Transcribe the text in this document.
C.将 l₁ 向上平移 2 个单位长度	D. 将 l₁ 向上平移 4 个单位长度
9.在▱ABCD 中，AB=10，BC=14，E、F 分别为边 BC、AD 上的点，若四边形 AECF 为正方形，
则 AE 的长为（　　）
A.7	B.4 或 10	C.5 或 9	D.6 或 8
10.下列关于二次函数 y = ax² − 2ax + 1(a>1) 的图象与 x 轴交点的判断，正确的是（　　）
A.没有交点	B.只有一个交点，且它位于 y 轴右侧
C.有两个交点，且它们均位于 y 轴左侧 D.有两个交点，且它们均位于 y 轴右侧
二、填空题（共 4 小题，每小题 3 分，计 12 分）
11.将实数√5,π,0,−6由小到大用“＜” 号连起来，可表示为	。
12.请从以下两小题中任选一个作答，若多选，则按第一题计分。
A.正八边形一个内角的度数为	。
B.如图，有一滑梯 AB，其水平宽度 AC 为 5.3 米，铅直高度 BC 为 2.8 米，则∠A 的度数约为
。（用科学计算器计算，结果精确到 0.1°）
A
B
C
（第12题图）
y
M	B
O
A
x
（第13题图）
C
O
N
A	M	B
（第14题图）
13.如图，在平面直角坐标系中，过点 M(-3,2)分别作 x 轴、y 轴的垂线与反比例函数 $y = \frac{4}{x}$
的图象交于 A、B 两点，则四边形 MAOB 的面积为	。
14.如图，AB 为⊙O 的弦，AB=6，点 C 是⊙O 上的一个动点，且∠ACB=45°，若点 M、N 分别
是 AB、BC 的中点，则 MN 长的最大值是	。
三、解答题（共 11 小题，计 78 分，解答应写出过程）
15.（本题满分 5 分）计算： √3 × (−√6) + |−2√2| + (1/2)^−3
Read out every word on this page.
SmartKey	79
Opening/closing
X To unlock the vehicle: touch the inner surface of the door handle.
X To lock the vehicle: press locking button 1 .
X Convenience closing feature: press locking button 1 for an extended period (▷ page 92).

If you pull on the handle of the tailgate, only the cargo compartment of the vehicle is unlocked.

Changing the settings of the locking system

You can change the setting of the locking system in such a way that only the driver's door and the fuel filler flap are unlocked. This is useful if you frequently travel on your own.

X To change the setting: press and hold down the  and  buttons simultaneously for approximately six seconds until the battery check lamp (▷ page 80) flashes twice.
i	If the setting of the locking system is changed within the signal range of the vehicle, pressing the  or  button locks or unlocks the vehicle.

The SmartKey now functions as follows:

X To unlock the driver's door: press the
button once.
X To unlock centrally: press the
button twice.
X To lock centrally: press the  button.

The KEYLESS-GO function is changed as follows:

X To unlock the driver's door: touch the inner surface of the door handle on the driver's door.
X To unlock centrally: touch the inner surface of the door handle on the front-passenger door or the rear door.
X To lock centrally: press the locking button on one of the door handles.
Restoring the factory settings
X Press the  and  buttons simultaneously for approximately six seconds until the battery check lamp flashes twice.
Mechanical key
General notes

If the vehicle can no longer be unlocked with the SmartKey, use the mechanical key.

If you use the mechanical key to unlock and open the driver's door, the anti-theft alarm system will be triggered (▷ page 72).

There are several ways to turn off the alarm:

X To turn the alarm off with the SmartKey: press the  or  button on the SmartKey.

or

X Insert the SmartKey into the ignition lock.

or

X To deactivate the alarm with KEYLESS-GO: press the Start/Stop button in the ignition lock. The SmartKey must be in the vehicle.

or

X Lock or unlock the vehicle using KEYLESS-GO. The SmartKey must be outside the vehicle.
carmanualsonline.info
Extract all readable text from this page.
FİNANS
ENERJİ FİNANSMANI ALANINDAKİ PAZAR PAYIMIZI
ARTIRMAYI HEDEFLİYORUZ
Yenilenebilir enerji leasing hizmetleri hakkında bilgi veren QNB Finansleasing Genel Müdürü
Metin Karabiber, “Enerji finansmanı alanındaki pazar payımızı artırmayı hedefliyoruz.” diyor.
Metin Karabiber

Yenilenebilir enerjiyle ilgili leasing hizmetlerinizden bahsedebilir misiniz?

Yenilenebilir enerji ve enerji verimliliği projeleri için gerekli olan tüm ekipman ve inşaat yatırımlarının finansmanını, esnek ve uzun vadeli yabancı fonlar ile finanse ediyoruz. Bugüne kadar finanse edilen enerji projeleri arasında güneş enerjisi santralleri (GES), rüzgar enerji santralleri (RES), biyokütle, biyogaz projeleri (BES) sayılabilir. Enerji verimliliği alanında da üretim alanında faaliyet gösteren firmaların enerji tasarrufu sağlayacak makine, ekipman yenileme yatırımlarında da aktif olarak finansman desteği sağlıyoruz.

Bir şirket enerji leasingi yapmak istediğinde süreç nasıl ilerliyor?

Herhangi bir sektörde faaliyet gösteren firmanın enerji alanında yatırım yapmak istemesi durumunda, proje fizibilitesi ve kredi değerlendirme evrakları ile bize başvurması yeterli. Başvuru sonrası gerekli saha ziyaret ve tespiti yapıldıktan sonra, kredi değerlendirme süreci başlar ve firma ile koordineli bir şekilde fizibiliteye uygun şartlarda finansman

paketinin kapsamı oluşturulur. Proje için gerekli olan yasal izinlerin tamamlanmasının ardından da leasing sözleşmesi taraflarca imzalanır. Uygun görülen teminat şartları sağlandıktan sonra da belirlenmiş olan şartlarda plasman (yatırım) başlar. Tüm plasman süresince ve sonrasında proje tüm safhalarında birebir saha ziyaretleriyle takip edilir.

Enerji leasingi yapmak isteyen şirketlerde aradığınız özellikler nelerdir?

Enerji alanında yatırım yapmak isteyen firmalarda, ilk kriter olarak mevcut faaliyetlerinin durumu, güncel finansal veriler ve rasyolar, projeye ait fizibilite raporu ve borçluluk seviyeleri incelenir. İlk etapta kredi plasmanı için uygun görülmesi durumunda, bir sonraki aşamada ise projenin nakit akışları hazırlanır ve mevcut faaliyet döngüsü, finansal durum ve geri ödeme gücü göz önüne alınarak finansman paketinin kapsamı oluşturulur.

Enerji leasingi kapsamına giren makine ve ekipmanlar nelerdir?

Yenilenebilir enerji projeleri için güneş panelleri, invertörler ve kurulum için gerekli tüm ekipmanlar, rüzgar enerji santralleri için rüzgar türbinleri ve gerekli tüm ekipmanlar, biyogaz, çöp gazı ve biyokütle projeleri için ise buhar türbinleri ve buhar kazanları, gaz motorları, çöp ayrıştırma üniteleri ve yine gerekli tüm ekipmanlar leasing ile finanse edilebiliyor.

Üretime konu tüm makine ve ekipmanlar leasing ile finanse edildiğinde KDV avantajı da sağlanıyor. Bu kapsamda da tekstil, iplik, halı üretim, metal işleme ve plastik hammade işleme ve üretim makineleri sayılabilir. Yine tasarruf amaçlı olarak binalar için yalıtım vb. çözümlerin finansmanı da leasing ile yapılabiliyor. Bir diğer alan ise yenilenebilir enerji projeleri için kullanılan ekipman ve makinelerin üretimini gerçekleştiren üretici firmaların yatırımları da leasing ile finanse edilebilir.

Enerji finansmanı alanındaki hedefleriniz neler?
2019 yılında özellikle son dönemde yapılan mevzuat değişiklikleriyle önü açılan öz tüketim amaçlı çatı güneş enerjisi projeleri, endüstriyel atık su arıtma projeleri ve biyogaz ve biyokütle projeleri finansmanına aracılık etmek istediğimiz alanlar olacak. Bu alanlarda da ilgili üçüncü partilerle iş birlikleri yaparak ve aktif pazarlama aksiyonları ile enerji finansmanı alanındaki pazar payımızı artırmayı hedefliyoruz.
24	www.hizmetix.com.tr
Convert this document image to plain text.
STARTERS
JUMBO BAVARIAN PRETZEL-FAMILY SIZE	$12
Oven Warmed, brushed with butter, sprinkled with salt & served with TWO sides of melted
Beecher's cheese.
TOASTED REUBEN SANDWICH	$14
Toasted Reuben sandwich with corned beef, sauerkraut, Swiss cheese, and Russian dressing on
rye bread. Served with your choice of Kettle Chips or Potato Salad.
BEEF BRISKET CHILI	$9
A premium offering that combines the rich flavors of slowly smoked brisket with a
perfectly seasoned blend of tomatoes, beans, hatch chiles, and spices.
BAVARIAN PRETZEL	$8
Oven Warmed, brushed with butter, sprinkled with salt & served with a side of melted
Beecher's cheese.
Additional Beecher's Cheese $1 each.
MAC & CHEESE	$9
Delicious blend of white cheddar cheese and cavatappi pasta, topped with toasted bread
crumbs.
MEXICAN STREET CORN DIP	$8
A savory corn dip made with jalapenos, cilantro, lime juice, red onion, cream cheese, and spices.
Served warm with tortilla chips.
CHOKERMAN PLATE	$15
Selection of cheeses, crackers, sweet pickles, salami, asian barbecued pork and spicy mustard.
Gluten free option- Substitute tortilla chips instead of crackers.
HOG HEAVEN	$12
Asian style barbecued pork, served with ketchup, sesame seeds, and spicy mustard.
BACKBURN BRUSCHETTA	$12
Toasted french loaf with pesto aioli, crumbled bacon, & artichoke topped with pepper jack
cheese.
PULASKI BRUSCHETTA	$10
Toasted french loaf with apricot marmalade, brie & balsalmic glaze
------------------------------------
THE TASK>
Copy out every line in the entries above that holds "unlocked".

TASK RESPONSE>
If you pull on the handle of the tailgate, only the cargo compartment of the vehicle is unlocked.
You can change the setting of the locking system in such a way that only the driver's door and the fuel filler flap are unlocked. This is useful if you frequently travel on your own.
If the vehicle can no longer be unlocked with the SmartKey, use the mechanical key.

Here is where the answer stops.